§ **What to do**
Write out the records below word for word, please.

§ **Supplied data**
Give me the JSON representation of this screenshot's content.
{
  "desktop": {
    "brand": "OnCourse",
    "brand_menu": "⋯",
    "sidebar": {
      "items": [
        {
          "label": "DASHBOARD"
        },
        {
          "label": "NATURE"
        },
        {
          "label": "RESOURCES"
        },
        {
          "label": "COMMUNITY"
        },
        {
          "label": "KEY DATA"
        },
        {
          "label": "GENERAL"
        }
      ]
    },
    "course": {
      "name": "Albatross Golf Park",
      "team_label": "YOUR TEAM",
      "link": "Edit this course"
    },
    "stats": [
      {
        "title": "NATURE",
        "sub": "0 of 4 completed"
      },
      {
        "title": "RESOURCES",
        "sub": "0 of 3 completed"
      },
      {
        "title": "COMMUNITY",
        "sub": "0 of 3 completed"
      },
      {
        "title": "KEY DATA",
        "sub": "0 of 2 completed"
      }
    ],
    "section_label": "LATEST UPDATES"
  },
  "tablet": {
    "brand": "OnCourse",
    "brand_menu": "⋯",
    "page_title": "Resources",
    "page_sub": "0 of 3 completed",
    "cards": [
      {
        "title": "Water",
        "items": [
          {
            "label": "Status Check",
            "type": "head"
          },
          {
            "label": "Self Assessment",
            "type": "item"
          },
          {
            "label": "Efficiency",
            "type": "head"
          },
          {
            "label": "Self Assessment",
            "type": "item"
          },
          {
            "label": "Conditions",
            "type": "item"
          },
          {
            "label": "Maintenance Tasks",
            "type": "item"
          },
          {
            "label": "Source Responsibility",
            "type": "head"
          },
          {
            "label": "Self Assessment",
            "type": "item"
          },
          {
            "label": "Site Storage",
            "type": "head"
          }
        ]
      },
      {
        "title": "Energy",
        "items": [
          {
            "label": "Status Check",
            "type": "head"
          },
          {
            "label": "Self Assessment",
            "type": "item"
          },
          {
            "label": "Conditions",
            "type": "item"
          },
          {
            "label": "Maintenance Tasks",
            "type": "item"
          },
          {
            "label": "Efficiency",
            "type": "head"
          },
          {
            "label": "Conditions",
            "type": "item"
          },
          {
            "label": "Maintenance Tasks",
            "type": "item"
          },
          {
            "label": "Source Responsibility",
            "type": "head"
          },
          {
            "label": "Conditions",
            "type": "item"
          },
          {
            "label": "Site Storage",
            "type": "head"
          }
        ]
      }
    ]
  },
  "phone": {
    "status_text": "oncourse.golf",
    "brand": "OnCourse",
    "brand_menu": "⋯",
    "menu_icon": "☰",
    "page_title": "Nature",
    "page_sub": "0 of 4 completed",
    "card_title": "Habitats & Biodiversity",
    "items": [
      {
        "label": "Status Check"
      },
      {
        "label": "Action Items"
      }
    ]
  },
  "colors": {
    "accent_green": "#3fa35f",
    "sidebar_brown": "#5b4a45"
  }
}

§ **Task solution**
Give me the JSON representation of this screenshot's content.
{
  "desktop": {
    "brand": "OnCourse",
    "brand_menu": "⋯",
    "sidebar": {
      "items": [
        {
          "label": "DASHBOARD"
        },
        {
          "label": "NATURE"
        },
        {
          "label": "RESOURCES"
        },
        {
          "label": "COMMUNITY"
        },
        {
          "label": "KEY DATA"
        },
        {
          "label": "GENERAL"
        }
      ]
    },
    "course": {
      "name": "Albatross Golf Park",
      "team_label": "YOUR TEAM",
      "link": "Edit this course"
    },
    "stats": [
      {
        "title": "NATURE",
        "sub": "0 of 4 completed"
      },
      {
        "title": "RESOURCES",
        "sub": "0 of 3 completed"
      },
      {
        "title": "COMMUNITY",
        "sub": "0 of 3 completed"
      },
      {
        "title": "KEY DATA",
        "sub": "0 of 2 completed"
      }
    ],
    "section_label": "LATEST UPDATES"
  },
  "tablet": {
    "brand": "OnCourse",
    "brand_menu": "⋯",
    "page_title": "Resources",
    "page_sub": "0 of 3 completed",
    "cards": [
      {
        "title": "Water",
        "items": [
          {
            "label": "Status Check",
            "type": "head"
          },
          {
            "label": "Self Assessment",
            "type": "item"
          },
          {
            "label": "Efficiency",
            "type": "head"
          },
          {
            "label": "Self Assessment",
            "type": "item"
          },
          {
            "label": "Conditions",
            "type": "item"
          },
          {
            "label": "Maintenance Tasks",
            "type": "item"
          },
          {
            "label": "Source Responsibility",
            "type": "head"
          },
          {
            "label": "Self Assessment",
            "type": "item"
          },
          {
            "label": "Site Storage",
            "type": "head"
          }
        ]
      },
      {
        "title": "Energy",
        "items": [
          {
            "label": "Status Check",
            "type": "head"
          },
          {
            "label": "Self Assessment",
            "type": "item"
          },
          {
            "label": "Conditions",
            "type": "item"
          },
          {
            "label": "Maintenance Tasks",
            "type": "item"
          },
          {
            "label": "Efficiency",
            "type": "head"
          },
          {
            "label": "Conditions",
            "type": "item"
          },
          {
            "label": "Maintenance Tasks",
            "type": "item"
          },
          {
            "label": "Source Responsibility",
            "type": "head"
          },
          {
            "label": "Conditions",
            "type": "item"
          },
          {
            "label": "Site Storage",
            "type": "head"
          }
        ]
      }
    ]
  },
  "phone": {
    "status_text": "oncourse.golf",
    "brand": "OnCourse",
    "brand_menu": "⋯",
    "menu_icon": "☰",
    "page_title": "Nature",
    "page_sub": "0 of 4 completed",
    "card_title": "Habitats & Biodiversity",
    "items": [
      {
        "label": "Status Check"
      },
      {
        "label": "Action Items"
      }
    ]
  },
  "colors": {
    "accent_green": "#3fa35f",
    "sidebar_brown": "#5b4a45"
  }
}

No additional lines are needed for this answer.